PROBLEM STATEMENT:
Write out, word for word, the part of the Renova passage that opens with the words containing "Paulo Miguel Pereira" and closes with "view to internationalisation.".

EXCERPTED TEXT:

------------------------------------------------------------

The Renova president then decided to do a spell of work experience in industry and has continued in his experiments and experiences ever since.

Paulo Miguel Pereira da Silva pointed out that one of the experiences he had never had as an adolescent was being “part of groups” and discovered when he started work that he really enjoyed working with and coaching people. 

“I think we have excellent and motivated people here in Portugal with enormous capacities to do things.”

For 12 years in the 1980s and 1990s he worked as an engineer on the day-to-day organisation and running of the factories — the company at that time had two mills — and then was suddenly thrust into the big chair as president and had to deal with the commercial and marketing side of the business as well.

An Internationalisation strategy

In 1989 Renova started its first modern cross-category line of product (Renova Class) with a view to internationalisation.

------------------------------------------------------------

DATASET SECTION:
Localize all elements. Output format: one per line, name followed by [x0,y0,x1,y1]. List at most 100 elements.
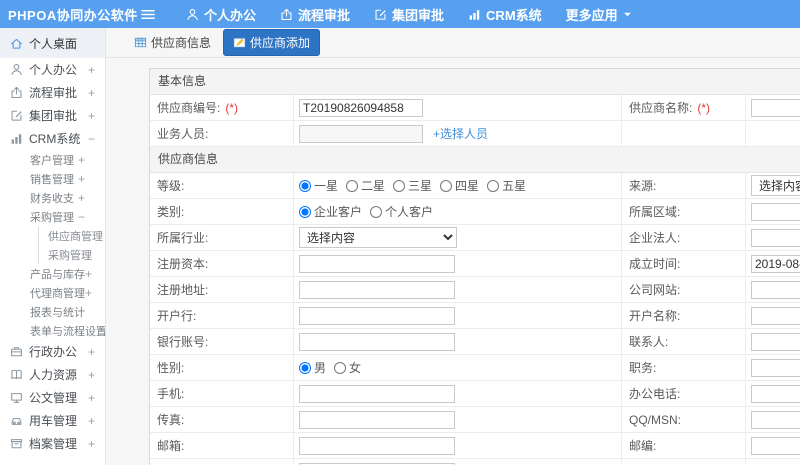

------------------------------------------------------------

IN RESPONSE:
Paulo Miguel Pereira da Silva pointed out that one of the experiences he had never had as an adolescent was being “part of groups” and discovered when he started work that he really enjoyed working with and coaching people. 

“I think we have excellent and motivated people here in Portugal with enormous capacities to do things.”

For 12 years in the 1980s and 1990s he worked as an engineer on the day-to-day organisation and running of the factories — the company at that time had two mills — and then was suddenly thrust into the big chair as president and had to deal with the commercial and marketing side of the business as well.

An Internationalisation strategy

In 1989 Renova started its first modern cross-category line of product (Renova Class) with a view to internationalisation.